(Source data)
────

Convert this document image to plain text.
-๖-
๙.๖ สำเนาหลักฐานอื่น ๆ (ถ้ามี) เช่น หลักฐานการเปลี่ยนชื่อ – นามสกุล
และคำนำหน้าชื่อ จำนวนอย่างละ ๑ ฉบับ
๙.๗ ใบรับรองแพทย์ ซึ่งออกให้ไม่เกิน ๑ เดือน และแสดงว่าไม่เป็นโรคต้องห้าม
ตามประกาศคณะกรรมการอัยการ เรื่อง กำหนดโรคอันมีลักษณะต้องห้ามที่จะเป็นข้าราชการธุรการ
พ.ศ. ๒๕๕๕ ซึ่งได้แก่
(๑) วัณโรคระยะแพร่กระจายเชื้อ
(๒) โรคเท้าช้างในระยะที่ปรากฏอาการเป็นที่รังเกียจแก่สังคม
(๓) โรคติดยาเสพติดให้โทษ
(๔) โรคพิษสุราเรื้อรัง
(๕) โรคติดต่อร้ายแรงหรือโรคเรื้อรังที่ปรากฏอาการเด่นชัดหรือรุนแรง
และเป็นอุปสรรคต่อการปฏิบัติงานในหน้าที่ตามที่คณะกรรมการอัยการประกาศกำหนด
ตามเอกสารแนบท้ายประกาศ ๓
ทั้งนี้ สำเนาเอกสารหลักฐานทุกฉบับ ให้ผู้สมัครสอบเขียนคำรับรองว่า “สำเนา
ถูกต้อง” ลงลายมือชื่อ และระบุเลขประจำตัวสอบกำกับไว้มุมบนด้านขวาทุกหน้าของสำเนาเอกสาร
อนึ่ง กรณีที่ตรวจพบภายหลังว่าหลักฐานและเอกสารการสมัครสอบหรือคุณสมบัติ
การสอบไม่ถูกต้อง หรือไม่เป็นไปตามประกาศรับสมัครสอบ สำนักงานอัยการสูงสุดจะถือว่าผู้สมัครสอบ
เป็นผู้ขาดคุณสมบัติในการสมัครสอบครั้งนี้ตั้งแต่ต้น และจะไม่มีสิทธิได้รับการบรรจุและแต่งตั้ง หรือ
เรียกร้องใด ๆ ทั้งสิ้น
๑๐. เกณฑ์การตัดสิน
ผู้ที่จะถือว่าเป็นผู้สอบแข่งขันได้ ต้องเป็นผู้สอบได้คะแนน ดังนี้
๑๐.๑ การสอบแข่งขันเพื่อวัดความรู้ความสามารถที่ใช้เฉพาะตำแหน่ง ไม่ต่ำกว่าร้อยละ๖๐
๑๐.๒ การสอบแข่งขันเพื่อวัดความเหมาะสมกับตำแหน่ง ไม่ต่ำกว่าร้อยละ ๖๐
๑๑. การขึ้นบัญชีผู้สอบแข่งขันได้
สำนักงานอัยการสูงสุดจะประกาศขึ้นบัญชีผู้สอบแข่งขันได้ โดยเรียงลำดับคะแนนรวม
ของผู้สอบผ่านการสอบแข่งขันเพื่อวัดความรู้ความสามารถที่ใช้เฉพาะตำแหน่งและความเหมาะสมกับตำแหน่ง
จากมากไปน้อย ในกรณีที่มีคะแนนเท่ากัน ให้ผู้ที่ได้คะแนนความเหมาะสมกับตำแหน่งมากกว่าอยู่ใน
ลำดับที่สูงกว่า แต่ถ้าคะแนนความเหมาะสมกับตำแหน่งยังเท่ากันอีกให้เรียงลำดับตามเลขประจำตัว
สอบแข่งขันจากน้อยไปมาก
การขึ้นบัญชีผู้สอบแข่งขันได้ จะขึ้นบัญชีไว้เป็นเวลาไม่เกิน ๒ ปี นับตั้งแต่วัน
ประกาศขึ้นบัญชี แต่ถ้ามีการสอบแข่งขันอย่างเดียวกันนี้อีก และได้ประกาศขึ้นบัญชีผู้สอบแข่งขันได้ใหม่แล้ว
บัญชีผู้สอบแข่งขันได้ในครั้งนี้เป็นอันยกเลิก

────

WHAT IS REQUIRED
Copy out every line of the data above, exactly as given.

EXERCISE RESULT
Convert this document image to plain text.
-๖-
๙.๖ สำเนาหลักฐานอื่น ๆ (ถ้ามี) เช่น หลักฐานการเปลี่ยนชื่อ – นามสกุล
และคำนำหน้าชื่อ จำนวนอย่างละ ๑ ฉบับ
๙.๗ ใบรับรองแพทย์ ซึ่งออกให้ไม่เกิน ๑ เดือน และแสดงว่าไม่เป็นโรคต้องห้าม
ตามประกาศคณะกรรมการอัยการ เรื่อง กำหนดโรคอันมีลักษณะต้องห้ามที่จะเป็นข้าราชการธุรการ
พ.ศ. ๒๕๕๕ ซึ่งได้แก่
(๑) วัณโรคระยะแพร่กระจายเชื้อ
(๒) โรคเท้าช้างในระยะที่ปรากฏอาการเป็นที่รังเกียจแก่สังคม
(๓) โรคติดยาเสพติดให้โทษ
(๔) โรคพิษสุราเรื้อรัง
(๕) โรคติดต่อร้ายแรงหรือโรคเรื้อรังที่ปรากฏอาการเด่นชัดหรือรุนแรง
และเป็นอุปสรรคต่อการปฏิบัติงานในหน้าที่ตามที่คณะกรรมการอัยการประกาศกำหนด
ตามเอกสารแนบท้ายประกาศ ๓
ทั้งนี้ สำเนาเอกสารหลักฐานทุกฉบับ ให้ผู้สมัครสอบเขียนคำรับรองว่า “สำเนา
ถูกต้อง” ลงลายมือชื่อ และระบุเลขประจำตัวสอบกำกับไว้มุมบนด้านขวาทุกหน้าของสำเนาเอกสาร
อนึ่ง กรณีที่ตรวจพบภายหลังว่าหลักฐานและเอกสารการสมัครสอบหรือคุณสมบัติ
การสอบไม่ถูกต้อง หรือไม่เป็นไปตามประกาศรับสมัครสอบ สำนักงานอัยการสูงสุดจะถือว่าผู้สมัครสอบ
เป็นผู้ขาดคุณสมบัติในการสมัครสอบครั้งนี้ตั้งแต่ต้น และจะไม่มีสิทธิได้รับการบรรจุและแต่งตั้ง หรือ
เรียกร้องใด ๆ ทั้งสิ้น
๑๐. เกณฑ์การตัดสิน
ผู้ที่จะถือว่าเป็นผู้สอบแข่งขันได้ ต้องเป็นผู้สอบได้คะแนน ดังนี้
๑๐.๑ การสอบแข่งขันเพื่อวัดความรู้ความสามารถที่ใช้เฉพาะตำแหน่ง ไม่ต่ำกว่าร้อยละ๖๐
๑๐.๒ การสอบแข่งขันเพื่อวัดความเหมาะสมกับตำแหน่ง ไม่ต่ำกว่าร้อยละ ๖๐
๑๑. การขึ้นบัญชีผู้สอบแข่งขันได้
สำนักงานอัยการสูงสุดจะประกาศขึ้นบัญชีผู้สอบแข่งขันได้ โดยเรียงลำดับคะแนนรวม
ของผู้สอบผ่านการสอบแข่งขันเพื่อวัดความรู้ความสามารถที่ใช้เฉพาะตำแหน่งและความเหมาะสมกับตำแหน่ง
จากมากไปน้อย ในกรณีที่มีคะแนนเท่ากัน ให้ผู้ที่ได้คะแนนความเหมาะสมกับตำแหน่งมากกว่าอยู่ใน
ลำดับที่สูงกว่า แต่ถ้าคะแนนความเหมาะสมกับตำแหน่งยังเท่ากันอีกให้เรียงลำดับตามเลขประจำตัว
สอบแข่งขันจากน้อยไปมาก
การขึ้นบัญชีผู้สอบแข่งขันได้ จะขึ้นบัญชีไว้เป็นเวลาไม่เกิน ๒ ปี นับตั้งแต่วัน
ประกาศขึ้นบัญชี แต่ถ้ามีการสอบแข่งขันอย่างเดียวกันนี้อีก และได้ประกาศขึ้นบัญชีผู้สอบแข่งขันได้ใหม่แล้ว
บัญชีผู้สอบแข่งขันได้ในครั้งนี้เป็นอันยกเลิก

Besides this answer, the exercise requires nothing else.